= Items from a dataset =

((

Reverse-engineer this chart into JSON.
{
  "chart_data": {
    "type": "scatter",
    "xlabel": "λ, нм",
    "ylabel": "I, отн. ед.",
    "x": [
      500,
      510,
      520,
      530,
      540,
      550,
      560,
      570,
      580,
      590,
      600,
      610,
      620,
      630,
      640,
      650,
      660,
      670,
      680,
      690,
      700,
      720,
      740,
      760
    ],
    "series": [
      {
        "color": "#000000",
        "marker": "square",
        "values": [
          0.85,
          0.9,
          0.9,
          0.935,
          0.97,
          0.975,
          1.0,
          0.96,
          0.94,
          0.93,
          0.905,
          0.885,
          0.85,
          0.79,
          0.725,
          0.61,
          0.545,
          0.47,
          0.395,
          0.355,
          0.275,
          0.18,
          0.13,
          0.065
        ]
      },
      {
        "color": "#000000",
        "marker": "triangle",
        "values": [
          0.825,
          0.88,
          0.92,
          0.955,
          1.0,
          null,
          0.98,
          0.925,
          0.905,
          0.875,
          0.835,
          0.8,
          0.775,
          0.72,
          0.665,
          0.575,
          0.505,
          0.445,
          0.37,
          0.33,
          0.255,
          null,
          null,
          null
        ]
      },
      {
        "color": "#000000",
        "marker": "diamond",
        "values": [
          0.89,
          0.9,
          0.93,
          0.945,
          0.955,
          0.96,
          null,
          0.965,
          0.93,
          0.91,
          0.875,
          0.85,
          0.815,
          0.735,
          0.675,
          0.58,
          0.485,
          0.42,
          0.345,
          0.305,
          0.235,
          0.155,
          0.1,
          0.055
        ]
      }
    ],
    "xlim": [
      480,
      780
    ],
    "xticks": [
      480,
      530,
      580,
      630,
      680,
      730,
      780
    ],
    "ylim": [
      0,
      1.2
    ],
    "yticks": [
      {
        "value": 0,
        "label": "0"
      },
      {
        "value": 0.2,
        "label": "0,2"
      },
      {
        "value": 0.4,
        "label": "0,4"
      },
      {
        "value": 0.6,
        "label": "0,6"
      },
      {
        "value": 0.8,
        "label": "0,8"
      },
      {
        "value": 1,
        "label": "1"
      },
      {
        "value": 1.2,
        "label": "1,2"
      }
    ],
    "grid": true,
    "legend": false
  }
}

))

= WORK TO BE COMPLETED =
Identify the lines that hold the word "marker". Copy every one of them.

= ANSWER TO THE EXERCISE =
        "marker": "square",
        "marker": "triangle",
        "marker": "diamond",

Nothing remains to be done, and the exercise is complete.